Within the listing below, locate all lines containing the word "嘉明镇农产品展销中心建设项目成交公示". Copy each one.

# Supplied material
┄┄┄┄┄┄┄┄┄┄

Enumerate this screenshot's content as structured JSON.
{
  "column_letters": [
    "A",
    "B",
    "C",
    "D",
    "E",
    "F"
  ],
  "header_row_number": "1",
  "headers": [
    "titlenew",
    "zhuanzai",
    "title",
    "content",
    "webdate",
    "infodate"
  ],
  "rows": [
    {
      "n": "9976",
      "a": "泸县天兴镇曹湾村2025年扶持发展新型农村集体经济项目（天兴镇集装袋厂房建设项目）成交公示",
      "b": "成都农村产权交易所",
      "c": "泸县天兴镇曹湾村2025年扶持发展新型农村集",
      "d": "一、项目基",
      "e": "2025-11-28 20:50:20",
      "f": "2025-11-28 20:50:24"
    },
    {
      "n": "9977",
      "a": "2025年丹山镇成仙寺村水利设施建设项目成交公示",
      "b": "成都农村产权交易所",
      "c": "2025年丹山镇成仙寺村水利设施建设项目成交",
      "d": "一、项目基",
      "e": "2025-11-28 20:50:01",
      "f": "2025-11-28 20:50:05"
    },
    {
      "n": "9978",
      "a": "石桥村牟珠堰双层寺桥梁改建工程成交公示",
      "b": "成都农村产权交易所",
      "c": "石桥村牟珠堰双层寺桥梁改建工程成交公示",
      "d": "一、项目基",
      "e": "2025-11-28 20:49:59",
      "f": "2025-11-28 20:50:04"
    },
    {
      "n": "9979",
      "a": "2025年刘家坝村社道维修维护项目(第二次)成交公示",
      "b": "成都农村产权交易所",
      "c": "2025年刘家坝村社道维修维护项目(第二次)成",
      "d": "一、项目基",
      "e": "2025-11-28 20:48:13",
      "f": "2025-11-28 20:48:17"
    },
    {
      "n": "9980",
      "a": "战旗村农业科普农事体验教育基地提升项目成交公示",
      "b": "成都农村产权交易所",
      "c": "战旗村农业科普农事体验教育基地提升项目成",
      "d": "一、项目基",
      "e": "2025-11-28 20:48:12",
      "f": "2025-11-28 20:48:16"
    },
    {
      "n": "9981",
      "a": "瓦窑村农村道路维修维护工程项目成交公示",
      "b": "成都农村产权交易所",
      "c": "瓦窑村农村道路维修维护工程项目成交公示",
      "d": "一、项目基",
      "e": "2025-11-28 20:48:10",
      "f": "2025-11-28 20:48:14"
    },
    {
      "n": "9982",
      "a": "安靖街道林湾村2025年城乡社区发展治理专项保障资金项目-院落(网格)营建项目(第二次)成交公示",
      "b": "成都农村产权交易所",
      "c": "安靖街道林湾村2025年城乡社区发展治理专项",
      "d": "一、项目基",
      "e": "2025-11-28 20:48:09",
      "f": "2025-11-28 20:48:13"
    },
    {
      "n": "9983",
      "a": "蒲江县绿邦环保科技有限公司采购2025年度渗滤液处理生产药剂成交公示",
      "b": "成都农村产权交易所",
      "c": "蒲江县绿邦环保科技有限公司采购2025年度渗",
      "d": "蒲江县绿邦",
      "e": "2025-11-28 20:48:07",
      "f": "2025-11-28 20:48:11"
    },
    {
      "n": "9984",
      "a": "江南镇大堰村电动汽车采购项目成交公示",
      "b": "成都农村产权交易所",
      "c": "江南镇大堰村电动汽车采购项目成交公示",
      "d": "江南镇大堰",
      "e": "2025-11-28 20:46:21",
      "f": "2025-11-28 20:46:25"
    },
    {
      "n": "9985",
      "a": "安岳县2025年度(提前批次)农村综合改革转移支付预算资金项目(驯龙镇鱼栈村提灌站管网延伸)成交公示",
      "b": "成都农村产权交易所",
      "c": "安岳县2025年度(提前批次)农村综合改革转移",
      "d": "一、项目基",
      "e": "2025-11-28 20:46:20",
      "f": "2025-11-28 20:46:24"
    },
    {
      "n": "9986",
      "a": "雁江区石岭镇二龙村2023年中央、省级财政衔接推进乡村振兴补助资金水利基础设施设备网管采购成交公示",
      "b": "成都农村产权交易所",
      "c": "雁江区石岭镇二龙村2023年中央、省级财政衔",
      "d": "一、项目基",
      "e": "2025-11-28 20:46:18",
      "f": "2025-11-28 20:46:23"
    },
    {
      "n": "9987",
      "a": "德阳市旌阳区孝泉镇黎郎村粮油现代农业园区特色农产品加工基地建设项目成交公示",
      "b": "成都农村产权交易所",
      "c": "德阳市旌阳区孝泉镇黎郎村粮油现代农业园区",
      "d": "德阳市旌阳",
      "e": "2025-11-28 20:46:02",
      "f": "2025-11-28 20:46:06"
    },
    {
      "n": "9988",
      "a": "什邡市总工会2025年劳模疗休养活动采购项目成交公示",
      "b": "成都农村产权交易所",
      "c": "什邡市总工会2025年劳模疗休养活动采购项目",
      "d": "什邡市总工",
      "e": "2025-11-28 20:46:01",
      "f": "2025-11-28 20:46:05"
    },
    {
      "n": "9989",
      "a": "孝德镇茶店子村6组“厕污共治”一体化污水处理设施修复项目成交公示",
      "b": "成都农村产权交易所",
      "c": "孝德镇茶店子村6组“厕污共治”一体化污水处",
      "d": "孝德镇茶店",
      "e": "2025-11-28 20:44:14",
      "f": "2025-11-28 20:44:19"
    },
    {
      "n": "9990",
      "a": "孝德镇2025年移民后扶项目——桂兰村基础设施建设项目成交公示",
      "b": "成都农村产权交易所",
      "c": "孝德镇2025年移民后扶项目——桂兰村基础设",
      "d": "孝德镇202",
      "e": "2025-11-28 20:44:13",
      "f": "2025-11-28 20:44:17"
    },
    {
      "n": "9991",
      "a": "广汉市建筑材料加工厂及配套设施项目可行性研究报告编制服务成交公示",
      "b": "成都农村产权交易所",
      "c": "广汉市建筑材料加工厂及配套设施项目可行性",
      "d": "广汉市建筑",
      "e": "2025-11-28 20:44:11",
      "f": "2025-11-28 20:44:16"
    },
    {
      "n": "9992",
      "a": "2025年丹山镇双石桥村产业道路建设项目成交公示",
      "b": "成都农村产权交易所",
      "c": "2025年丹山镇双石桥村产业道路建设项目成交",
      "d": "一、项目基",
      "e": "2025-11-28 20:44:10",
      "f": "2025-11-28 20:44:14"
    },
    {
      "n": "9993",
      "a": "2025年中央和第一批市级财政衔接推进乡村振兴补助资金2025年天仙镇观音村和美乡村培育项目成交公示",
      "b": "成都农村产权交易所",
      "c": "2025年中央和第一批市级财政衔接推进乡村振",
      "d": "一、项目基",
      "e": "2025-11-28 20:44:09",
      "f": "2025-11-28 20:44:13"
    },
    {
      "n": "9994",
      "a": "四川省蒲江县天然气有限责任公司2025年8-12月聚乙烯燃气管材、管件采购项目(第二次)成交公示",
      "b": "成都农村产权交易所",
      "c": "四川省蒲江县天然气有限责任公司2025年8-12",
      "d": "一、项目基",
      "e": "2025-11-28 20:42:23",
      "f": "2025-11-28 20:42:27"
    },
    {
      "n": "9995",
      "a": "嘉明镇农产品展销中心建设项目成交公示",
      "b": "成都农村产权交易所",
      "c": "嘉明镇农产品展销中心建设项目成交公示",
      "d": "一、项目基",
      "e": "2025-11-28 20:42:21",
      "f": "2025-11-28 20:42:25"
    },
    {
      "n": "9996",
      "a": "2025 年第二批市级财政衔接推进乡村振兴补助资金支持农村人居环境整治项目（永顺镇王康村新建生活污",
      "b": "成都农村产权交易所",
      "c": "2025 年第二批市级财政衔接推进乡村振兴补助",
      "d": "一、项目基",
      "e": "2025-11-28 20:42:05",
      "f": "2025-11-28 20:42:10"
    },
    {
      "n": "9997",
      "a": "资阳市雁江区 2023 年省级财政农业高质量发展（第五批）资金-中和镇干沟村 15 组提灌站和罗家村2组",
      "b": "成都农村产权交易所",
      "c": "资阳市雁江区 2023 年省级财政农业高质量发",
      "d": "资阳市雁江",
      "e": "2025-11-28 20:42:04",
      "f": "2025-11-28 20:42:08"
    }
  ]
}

┄┄┄┄┄┄┄┄┄┄

# Result of this exercise
      "a": "嘉明镇农产品展销中心建设项目成交公示",
      "c": "嘉明镇农产品展销中心建设项目成交公示",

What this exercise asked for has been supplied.